— Exercise aim —
Beneath this task is a listing; retype all of it exactly.

-- Begin --

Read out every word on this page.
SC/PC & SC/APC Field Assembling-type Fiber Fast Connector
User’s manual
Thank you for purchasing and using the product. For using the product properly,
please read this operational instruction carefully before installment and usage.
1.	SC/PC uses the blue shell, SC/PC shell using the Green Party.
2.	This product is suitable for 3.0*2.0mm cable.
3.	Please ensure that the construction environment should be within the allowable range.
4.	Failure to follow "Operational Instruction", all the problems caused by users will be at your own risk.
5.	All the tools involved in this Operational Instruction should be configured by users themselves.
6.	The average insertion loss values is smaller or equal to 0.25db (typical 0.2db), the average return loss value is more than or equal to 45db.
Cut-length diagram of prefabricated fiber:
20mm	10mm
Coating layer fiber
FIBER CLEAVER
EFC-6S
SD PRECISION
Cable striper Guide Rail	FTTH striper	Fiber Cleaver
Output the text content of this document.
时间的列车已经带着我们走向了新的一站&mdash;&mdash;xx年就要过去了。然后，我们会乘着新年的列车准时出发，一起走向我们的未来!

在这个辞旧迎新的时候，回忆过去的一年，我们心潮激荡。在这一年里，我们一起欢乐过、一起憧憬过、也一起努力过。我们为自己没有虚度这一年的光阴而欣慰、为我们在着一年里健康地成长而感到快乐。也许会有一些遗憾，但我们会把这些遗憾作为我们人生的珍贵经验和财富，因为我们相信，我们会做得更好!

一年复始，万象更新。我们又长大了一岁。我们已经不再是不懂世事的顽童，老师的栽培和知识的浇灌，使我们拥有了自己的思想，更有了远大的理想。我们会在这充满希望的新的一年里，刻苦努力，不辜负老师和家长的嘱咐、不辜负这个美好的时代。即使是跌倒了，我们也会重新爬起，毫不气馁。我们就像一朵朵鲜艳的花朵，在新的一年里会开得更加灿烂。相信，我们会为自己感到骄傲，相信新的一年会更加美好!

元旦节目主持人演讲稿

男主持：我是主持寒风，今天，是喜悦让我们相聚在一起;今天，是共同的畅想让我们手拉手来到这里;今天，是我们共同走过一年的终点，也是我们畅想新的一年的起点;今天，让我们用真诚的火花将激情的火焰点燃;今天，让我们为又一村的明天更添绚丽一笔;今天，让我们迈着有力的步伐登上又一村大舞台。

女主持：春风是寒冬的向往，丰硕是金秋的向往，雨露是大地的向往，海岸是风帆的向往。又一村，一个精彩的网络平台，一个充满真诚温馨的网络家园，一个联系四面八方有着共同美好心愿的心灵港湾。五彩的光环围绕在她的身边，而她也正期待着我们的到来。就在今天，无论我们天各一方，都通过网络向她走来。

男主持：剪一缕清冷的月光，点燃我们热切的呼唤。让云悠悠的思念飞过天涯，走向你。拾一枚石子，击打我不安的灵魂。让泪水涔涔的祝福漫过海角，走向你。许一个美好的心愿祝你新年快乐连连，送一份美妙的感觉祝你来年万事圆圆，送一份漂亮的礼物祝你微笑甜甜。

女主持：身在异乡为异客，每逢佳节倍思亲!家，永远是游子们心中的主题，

-- End --

— Exercise response —
Read out every word on this page.
SC/PC & SC/APC Field Assembling-type Fiber Fast Connector
User’s manual
Thank you for purchasing and using the product. For using the product properly,
please read this operational instruction carefully before installment and usage.
1.	SC/PC uses the blue shell, SC/PC shell using the Green Party.
2.	This product is suitable for 3.0*2.0mm cable.
3.	Please ensure that the construction environment should be within the allowable range.
4.	Failure to follow "Operational Instruction", all the problems caused by users will be at your own risk.
5.	All the tools involved in this Operational Instruction should be configured by users themselves.
6.	The average insertion loss values is smaller or equal to 0.25db (typical 0.2db), the average return loss value is more than or equal to 45db.
Cut-length diagram of prefabricated fiber:
20mm	10mm
Coating layer fiber
FIBER CLEAVER
EFC-6S
SD PRECISION
Cable striper Guide Rail	FTTH striper	Fiber Cleaver
Output the text content of this document.
时间的列车已经带着我们走向了新的一站&mdash;&mdash;xx年就要过去了。然后，我们会乘着新年的列车准时出发，一起走向我们的未来!

在这个辞旧迎新的时候，回忆过去的一年，我们心潮激荡。在这一年里，我们一起欢乐过、一起憧憬过、也一起努力过。我们为自己没有虚度这一年的光阴而欣慰、为我们在着一年里健康地成长而感到快乐。也许会有一些遗憾，但我们会把这些遗憾作为我们人生的珍贵经验和财富，因为我们相信，我们会做得更好!

一年复始，万象更新。我们又长大了一岁。我们已经不再是不懂世事的顽童，老师的栽培和知识的浇灌，使我们拥有了自己的思想，更有了远大的理想。我们会在这充满希望的新的一年里，刻苦努力，不辜负老师和家长的嘱咐、不辜负这个美好的时代。即使是跌倒了，我们也会重新爬起，毫不气馁。我们就像一朵朵鲜艳的花朵，在新的一年里会开得更加灿烂。相信，我们会为自己感到骄傲，相信新的一年会更加美好!

元旦节目主持人演讲稿

男主持：我是主持寒风，今天，是喜悦让我们相聚在一起;今天，是共同的畅想让我们手拉手来到这里;今天，是我们共同走过一年的终点，也是我们畅想新的一年的起点;今天，让我们用真诚的火花将激情的火焰点燃;今天，让我们为又一村的明天更添绚丽一笔;今天，让我们迈着有力的步伐登上又一村大舞台。

女主持：春风是寒冬的向往，丰硕是金秋的向往，雨露是大地的向往，海岸是风帆的向往。又一村，一个精彩的网络平台，一个充满真诚温馨的网络家园，一个联系四面八方有着共同美好心愿的心灵港湾。五彩的光环围绕在她的身边，而她也正期待着我们的到来。就在今天，无论我们天各一方，都通过网络向她走来。

男主持：剪一缕清冷的月光，点燃我们热切的呼唤。让云悠悠的思念飞过天涯，走向你。拾一枚石子，击打我不安的灵魂。让泪水涔涔的祝福漫过海角，走向你。许一个美好的心愿祝你新年快乐连连，送一份美妙的感觉祝你来年万事圆圆，送一份漂亮的礼物祝你微笑甜甜。

女主持：身在异乡为异客，每逢佳节倍思亲!家，永远是游子们心中的主题，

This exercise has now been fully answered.